Data supplied:

** BEGIN **

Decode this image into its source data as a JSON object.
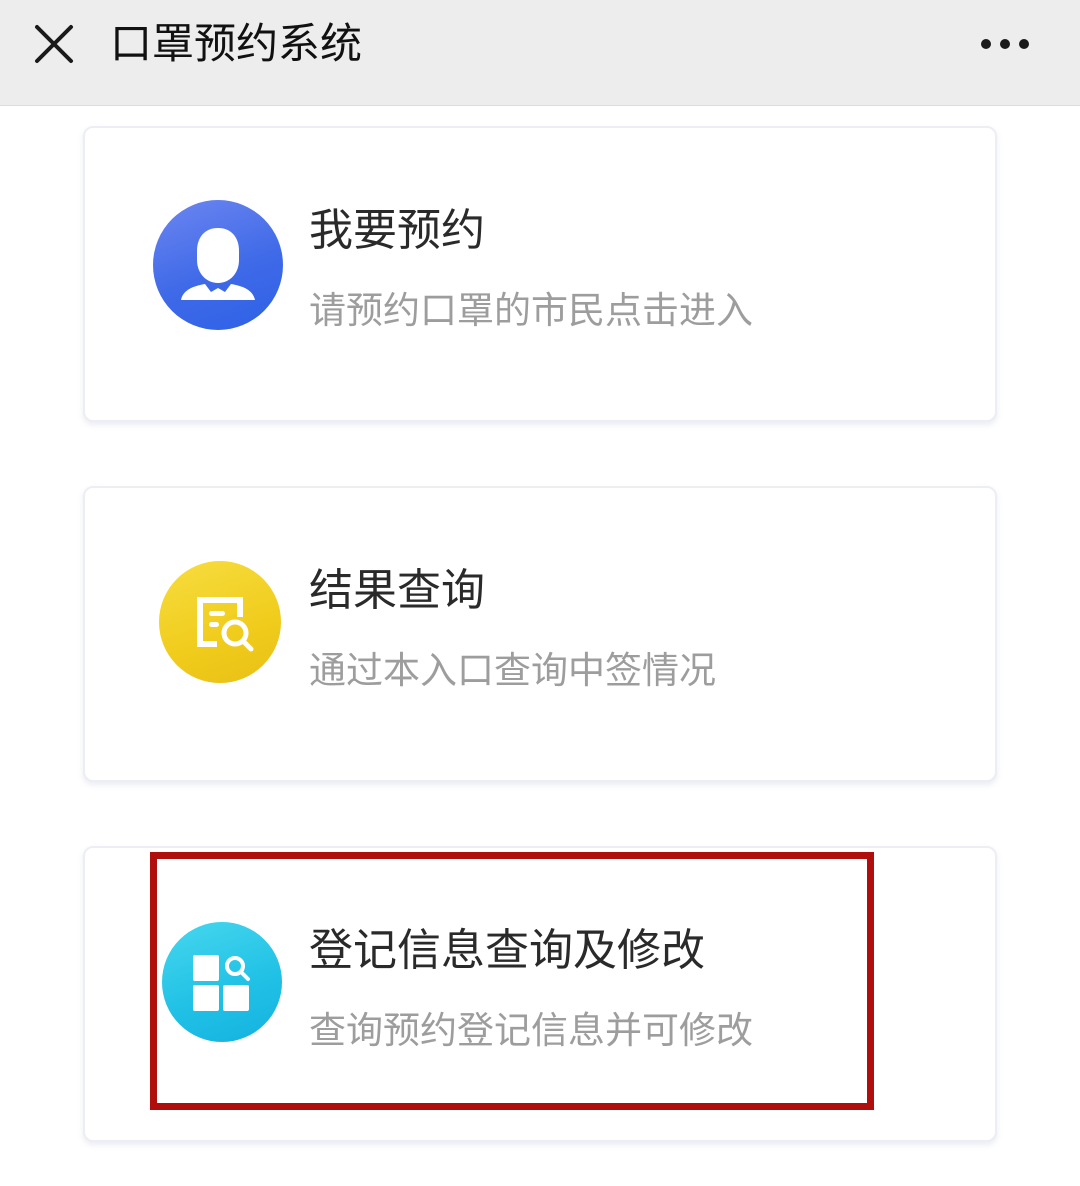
{
  "header": {
    "title": "口罩预约系统",
    "close_icon": "close-icon",
    "more_icon": "more-icon"
  },
  "cards": [
    {
      "icon": "user-avatar-icon",
      "title": "我要预约",
      "subtitle": "请预约口罩的市民点击进入",
      "color": "#3f6ae8"
    },
    {
      "icon": "result-search-icon",
      "title": "结果查询",
      "subtitle": "通过本入口查询中签情况",
      "color": "#f0cc1c"
    },
    {
      "icon": "grid-search-icon",
      "title": "登记信息查询及修改",
      "subtitle": "查询预约登记信息并可修改",
      "color": "#22c2e6"
    }
  ],
  "highlight": {
    "color": "#b00d0d"
  }
}
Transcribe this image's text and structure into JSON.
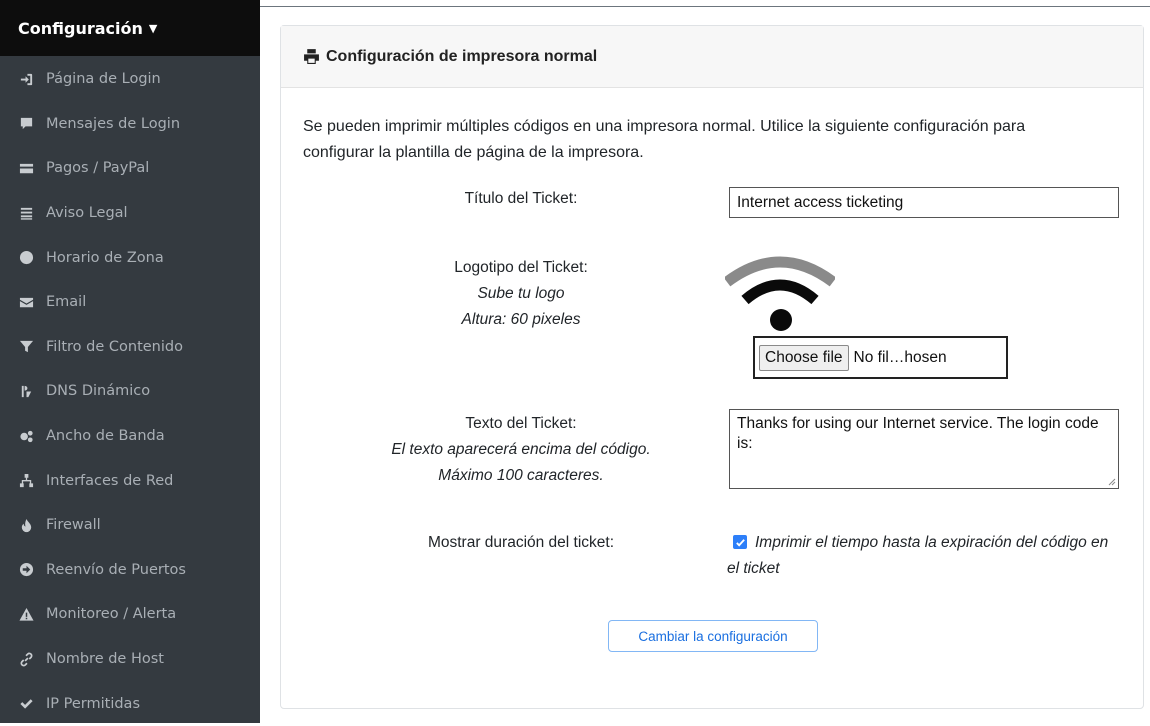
{
  "sidebar": {
    "title": "Configuración",
    "items": [
      {
        "label": "Página de Login",
        "icon": "sign-in-icon"
      },
      {
        "label": "Mensajes de Login",
        "icon": "comment-icon"
      },
      {
        "label": "Pagos / PayPal",
        "icon": "credit-card-icon"
      },
      {
        "label": "Aviso Legal",
        "icon": "list-icon"
      },
      {
        "label": "Horario de Zona",
        "icon": "clock-icon"
      },
      {
        "label": "Email",
        "icon": "envelope-icon"
      },
      {
        "label": "Filtro de Contenido",
        "icon": "filter-icon"
      },
      {
        "label": "DNS Dinámico",
        "icon": "dns-icon"
      },
      {
        "label": "Ancho de Banda",
        "icon": "cogs-icon"
      },
      {
        "label": "Interfaces de Red",
        "icon": "network-icon"
      },
      {
        "label": "Firewall",
        "icon": "fire-icon"
      },
      {
        "label": "Reenvío de Puertos",
        "icon": "arrow-circle-icon"
      },
      {
        "label": "Monitoreo / Alerta",
        "icon": "warning-icon"
      },
      {
        "label": "Nombre de Host",
        "icon": "link-icon"
      },
      {
        "label": "IP Permitidas",
        "icon": "check-icon"
      }
    ]
  },
  "card": {
    "header_icon": "print-icon",
    "title": "Configuración de impresora normal",
    "description": "Se pueden imprimir múltiples códigos en una impresora normal. Utilice la siguiente configuración para configurar la plantilla de página de la impresora."
  },
  "form": {
    "ticket_title_label": "Título del Ticket:",
    "ticket_title_value": "Internet access ticketing",
    "logo_label": "Logotipo del Ticket:",
    "logo_hint1": "Sube tu logo",
    "logo_hint2": "Altura: 60 pixeles",
    "logo_icon": "wifi-icon",
    "choose_file_label": "Choose file",
    "file_status": "No fil…hosen",
    "ticket_text_label": "Texto del Ticket:",
    "ticket_text_hint1": "El texto aparecerá encima del código.",
    "ticket_text_hint2": "Máximo 100 caracteres.",
    "ticket_text_value": "Thanks for using our Internet service. The login code is:",
    "duration_label": "Mostrar duración del ticket:",
    "duration_checked": true,
    "duration_text": "Imprimir el tiempo hasta la expiración del código en el ticket",
    "submit_label": "Cambiar la configuración"
  },
  "colors": {
    "sidebar_bg": "#343a40",
    "sidebar_header_bg": "#0d0d0d",
    "accent": "#2d7ff9",
    "button_text": "#1a6fe0"
  }
}
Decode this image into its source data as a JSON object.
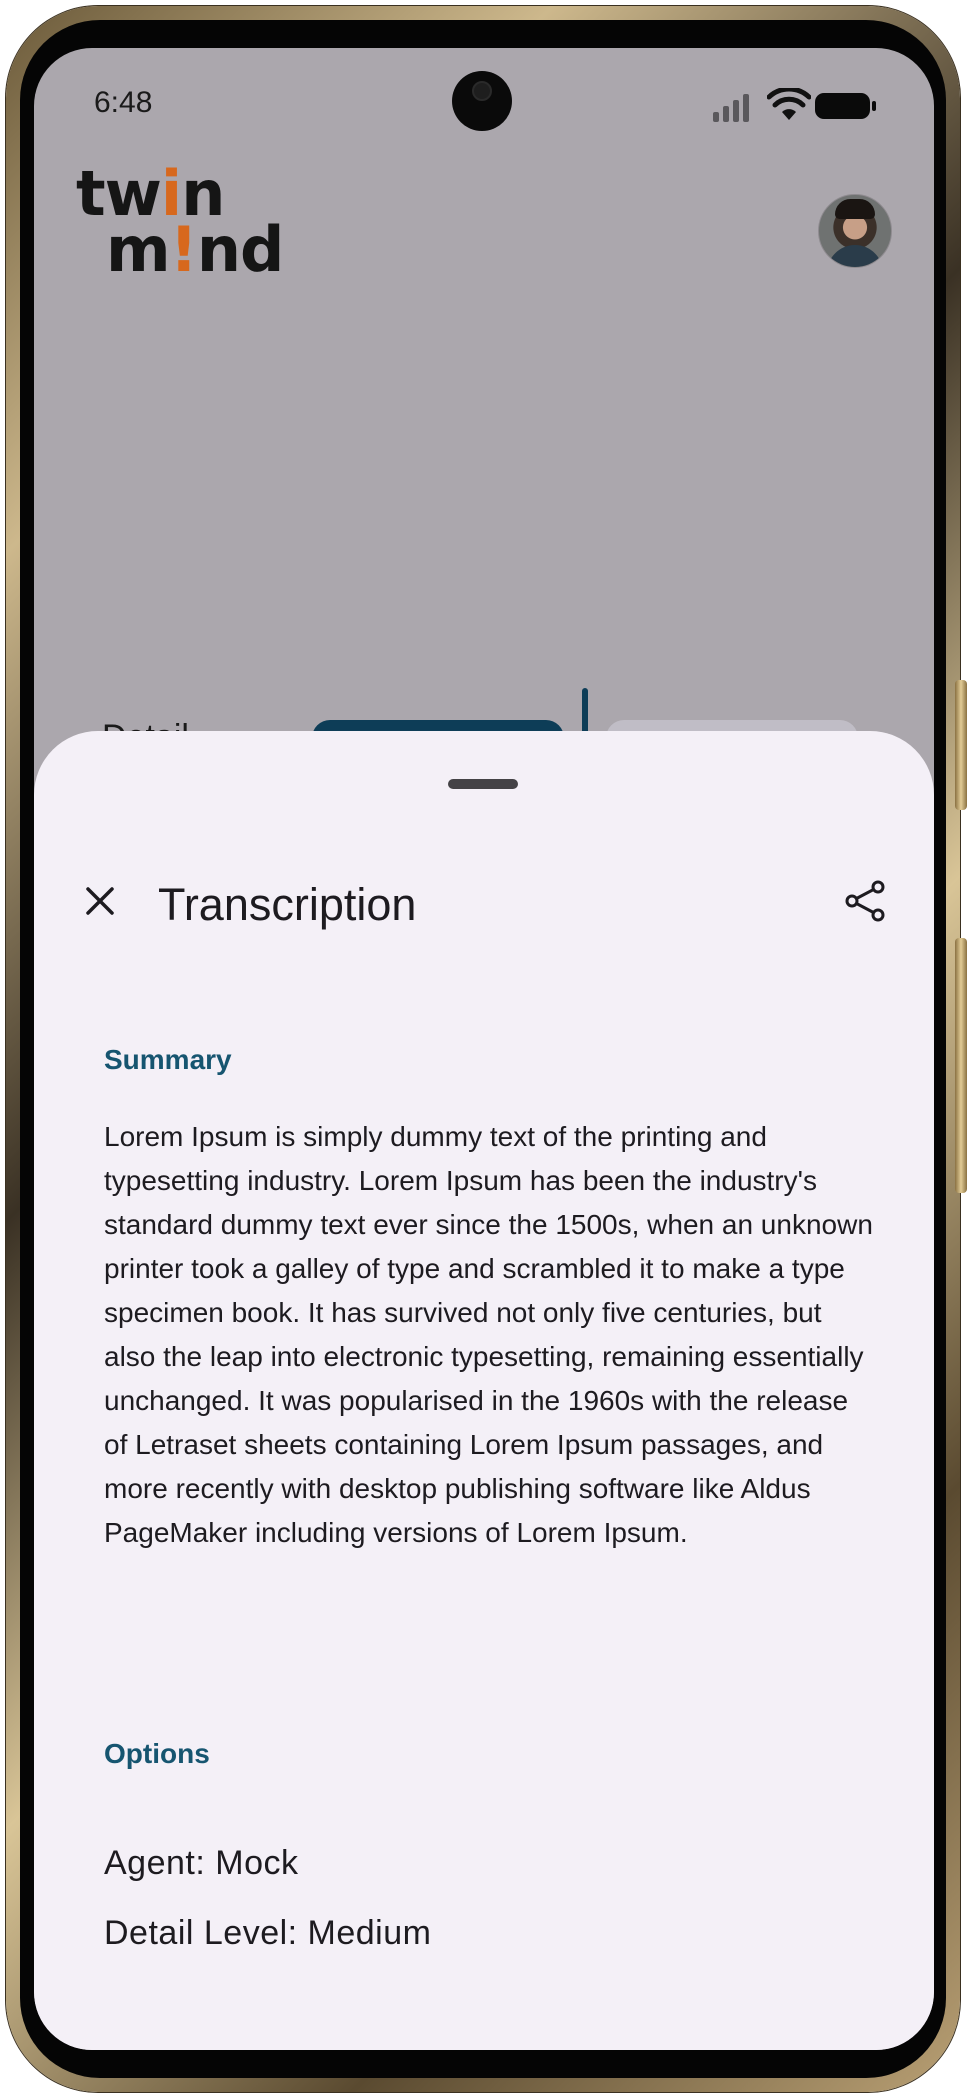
{
  "status_bar": {
    "time": "6:48",
    "icons": [
      "cellular-signal-icon",
      "wifi-icon",
      "battery-icon"
    ]
  },
  "header": {
    "logo_text": [
      "twin",
      "mind"
    ],
    "avatar": "user-avatar"
  },
  "background_view": {
    "partial_label": "Detail"
  },
  "sheet": {
    "title": "Transcription",
    "icons": [
      "close-icon",
      "share-icon"
    ],
    "summary": {
      "heading": "Summary",
      "text": "Lorem Ipsum is simply dummy text of the printing and typesetting industry. Lorem Ipsum has been the industry's standard dummy text ever since the 1500s, when an unknown printer took a galley of type and scrambled it to make a type specimen book. It has survived not only five centuries, but also the leap into electronic typesetting, remaining essentially unchanged. It was popularised in the 1960s with the release of Letraset sheets containing Lorem Ipsum passages, and more recently with desktop publishing software like Aldus PageMaker including versions of Lorem Ipsum."
    },
    "options": {
      "heading": "Options",
      "agent": "Agent: Mock",
      "detail_level": "Detail Level: Medium"
    }
  },
  "colors": {
    "accent": "#165570",
    "scrim": "#aba7ad",
    "sheet_bg": "#f4f0f7",
    "logo_accent": "#d7681d"
  }
}
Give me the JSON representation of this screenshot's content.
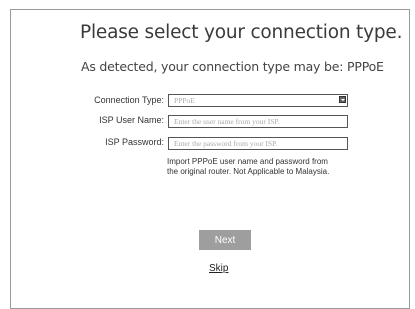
{
  "page": {
    "title": "Please select your connection type.",
    "subtitle": "As detected, your connection type may be: PPPoE"
  },
  "form": {
    "connection_type": {
      "label": "Connection Type:",
      "value": "PPPoE"
    },
    "isp_user_name": {
      "label": "ISP User Name:",
      "placeholder": "Enter the user name from your ISP."
    },
    "isp_password": {
      "label": "ISP Password:",
      "placeholder": "Enter the password from your ISP."
    },
    "note_line1": "Import PPPoE user name and password from",
    "note_line2": "the original router. Not Applicable to Malaysia."
  },
  "actions": {
    "next_label": "Next",
    "skip_label": "Skip"
  },
  "colors": {
    "next_button_bg": "#9e9e9e",
    "border": "#9a9a9a"
  }
}
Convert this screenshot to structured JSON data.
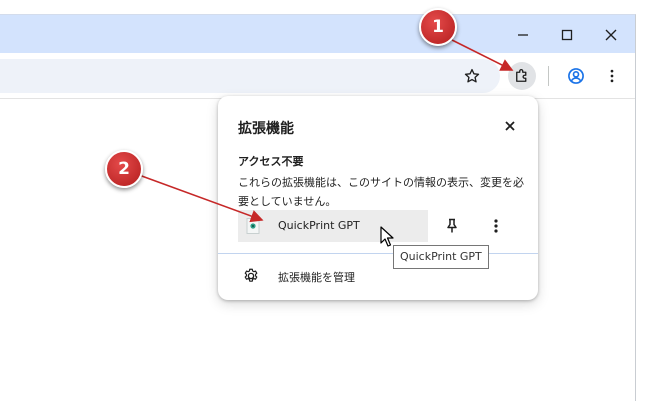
{
  "popup": {
    "title": "拡張機能",
    "section_title": "アクセス不要",
    "section_desc": "これらの拡張機能は、このサイトの情報の表示、変更を必要としていません。",
    "extension": {
      "name": "QuickPrint GPT",
      "icon": "quickprint-icon"
    },
    "manage_label": "拡張機能を管理"
  },
  "tooltip": "QuickPrint GPT",
  "annotations": [
    {
      "label": "1"
    },
    {
      "label": "2"
    }
  ],
  "colors": {
    "titlebar": "#d3e3fd",
    "omnibox": "#eef2f9",
    "annotation_red": "#c62828",
    "profile_blue": "#1a73e8"
  }
}
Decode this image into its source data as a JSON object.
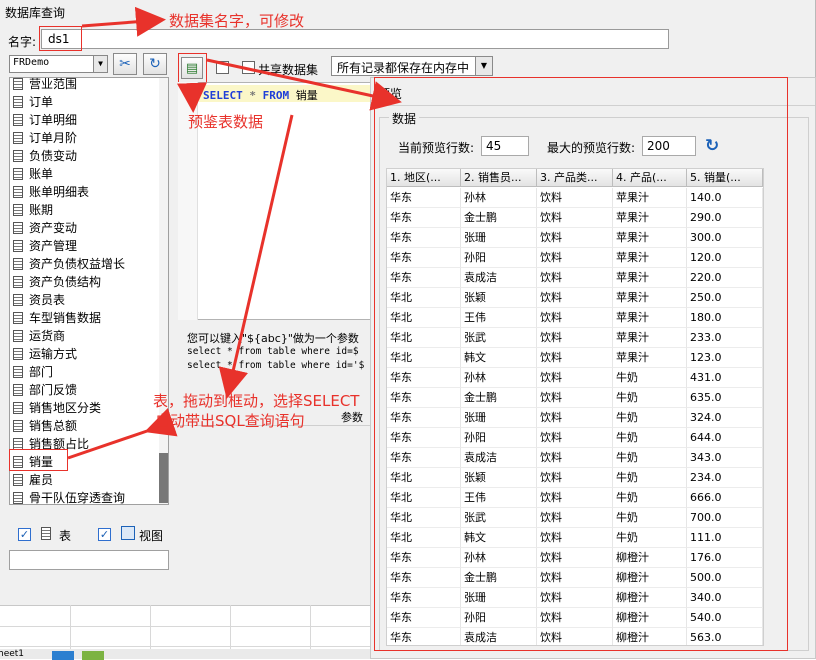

** END **

Task description:
Drop the images and quote the entries word for word.

Expected answer:
Decode this image into its source data as a JSON object.
{
  "header": {
    "title": "口罩预约系统",
    "close_icon": "close-icon",
    "more_icon": "more-icon"
  },
  "cards": [
    {
      "icon": "user-avatar-icon",
      "title": "我要预约",
      "subtitle": "请预约口罩的市民点击进入",
      "color": "#3f6ae8"
    },
    {
      "icon": "result-search-icon",
      "title": "结果查询",
      "subtitle": "通过本入口查询中签情况",
      "color": "#f0cc1c"
    },
    {
      "icon": "grid-search-icon",
      "title": "登记信息查询及修改",
      "subtitle": "查询预约登记信息并可修改",
      "color": "#22c2e6"
    }
  ],
  "highlight": {
    "color": "#b00d0d"
  }
}
Transcribe this image's text and structure into JSON.
{
  "sidebar": {
    "title": "Configuración",
    "items": [
      {
        "label": "Página de Login",
        "icon": "sign-in-icon"
      },
      {
        "label": "Mensajes de Login",
        "icon": "comment-icon"
      },
      {
        "label": "Pagos / PayPal",
        "icon": "credit-card-icon"
      },
      {
        "label": "Aviso Legal",
        "icon": "list-icon"
      },
      {
        "label": "Horario de Zona",
        "icon": "clock-icon"
      },
      {
        "label": "Email",
        "icon": "envelope-icon"
      },
      {
        "label": "Filtro de Contenido",
        "icon": "filter-icon"
      },
      {
        "label": "DNS Dinámico",
        "icon": "dns-icon"
      },
      {
        "label": "Ancho de Banda",
        "icon": "cogs-icon"
      },
      {
        "label": "Interfaces de Red",
        "icon": "network-icon"
      },
      {
        "label": "Firewall",
        "icon": "fire-icon"
      },
      {
        "label": "Reenvío de Puertos",
        "icon": "arrow-circle-icon"
      },
      {
        "label": "Monitoreo / Alerta",
        "icon": "warning-icon"
      },
      {
        "label": "Nombre de Host",
        "icon": "link-icon"
      },
      {
        "label": "IP Permitidas",
        "icon": "check-icon"
      }
    ]
  },
  "card": {
    "header_icon": "print-icon",
    "title": "Configuración de impresora normal",
    "description": "Se pueden imprimir múltiples códigos en una impresora normal. Utilice la siguiente configuración para configurar la plantilla de página de la impresora."
  },
  "form": {
    "ticket_title_label": "Título del Ticket:",
    "ticket_title_value": "Internet access ticketing",
    "logo_label": "Logotipo del Ticket:",
    "logo_hint1": "Sube tu logo",
    "logo_hint2": "Altura: 60 pixeles",
    "logo_icon": "wifi-icon",
    "choose_file_label": "Choose file",
    "file_status": "No fil…hosen",
    "ticket_text_label": "Texto del Ticket:",
    "ticket_text_hint1": "El texto aparecerá encima del código.",
    "ticket_text_hint2": "Máximo 100 caracteres.",
    "ticket_text_value": "Thanks for using our Internet service. The login code is:",
    "duration_label": "Mostrar duración del ticket:",
    "duration_checked": true,
    "duration_text": "Imprimir el tiempo hasta la expiración del código en el ticket",
    "submit_label": "Cambiar la configuración"
  },
  "colors": {
    "sidebar_bg": "#343a40",
    "sidebar_header_bg": "#0d0d0d",
    "accent": "#2d7ff9",
    "button_text": "#1a6fe0"
  }
}
Decode this image into its source data as a JSON object.
{
  "status_bar": {
    "time": "6:48",
    "icons": [
      "cellular-signal-icon",
      "wifi-icon",
      "battery-icon"
    ]
  },
  "header": {
    "logo_text": [
      "twin",
      "mind"
    ],
    "avatar": "user-avatar"
  },
  "background_view": {
    "partial_label": "Detail"
  },
  "sheet": {
    "title": "Transcription",
    "icons": [
      "close-icon",
      "share-icon"
    ],
    "summary": {
      "heading": "Summary",
      "text": "Lorem Ipsum is simply dummy text of the printing and typesetting industry. Lorem Ipsum has been the industry's standard dummy text ever since the 1500s, when an unknown printer took a galley of type and scrambled it to make a type specimen book. It has survived not only five centuries, but also the leap into electronic typesetting, remaining essentially unchanged. It was popularised in the 1960s with the release of Letraset sheets containing Lorem Ipsum passages, and more recently with desktop publishing software like Aldus PageMaker including versions of Lorem Ipsum."
    },
    "options": {
      "heading": "Options",
      "agent": "Agent: Mock",
      "detail_level": "Detail Level: Medium"
    }
  },
  "colors": {
    "accent": "#165570",
    "scrim": "#aba7ad",
    "sheet_bg": "#f4f0f7",
    "logo_accent": "#d7681d"
  }
}
Give me the JSON representation of this screenshot's content.
{
  "page": {
    "title": "Please select your connection type.",
    "subtitle": "As detected, your connection type may be: PPPoE"
  },
  "form": {
    "connection_type": {
      "label": "Connection Type:",
      "value": "PPPoE"
    },
    "isp_user_name": {
      "label": "ISP User Name:",
      "placeholder": "Enter the user name from your ISP."
    },
    "isp_password": {
      "label": "ISP Password:",
      "placeholder": "Enter the password from your ISP."
    },
    "note_line1": "Import PPPoE user name and password from",
    "note_line2": "the original router. Not Applicable to Malaysia."
  },
  "actions": {
    "next_label": "Next",
    "skip_label": "Skip"
  },
  "colors": {
    "next_button_bg": "#9e9e9e",
    "border": "#9a9a9a"
  }
}
Convert this screenshot to structured JSON data.
{
  "popup": {
    "title": "拡張機能",
    "section_title": "アクセス不要",
    "section_desc": "これらの拡張機能は、このサイトの情報の表示、変更を必要としていません。",
    "extension": {
      "name": "QuickPrint GPT",
      "icon": "quickprint-icon"
    },
    "manage_label": "拡張機能を管理"
  },
  "tooltip": "QuickPrint GPT",
  "annotations": [
    {
      "label": "1"
    },
    {
      "label": "2"
    }
  ],
  "colors": {
    "titlebar": "#d3e3fd",
    "omnibox": "#eef2f9",
    "annotation_red": "#c62828",
    "profile_blue": "#1a73e8"
  }
}
Decode this image into its source data as a JSON object.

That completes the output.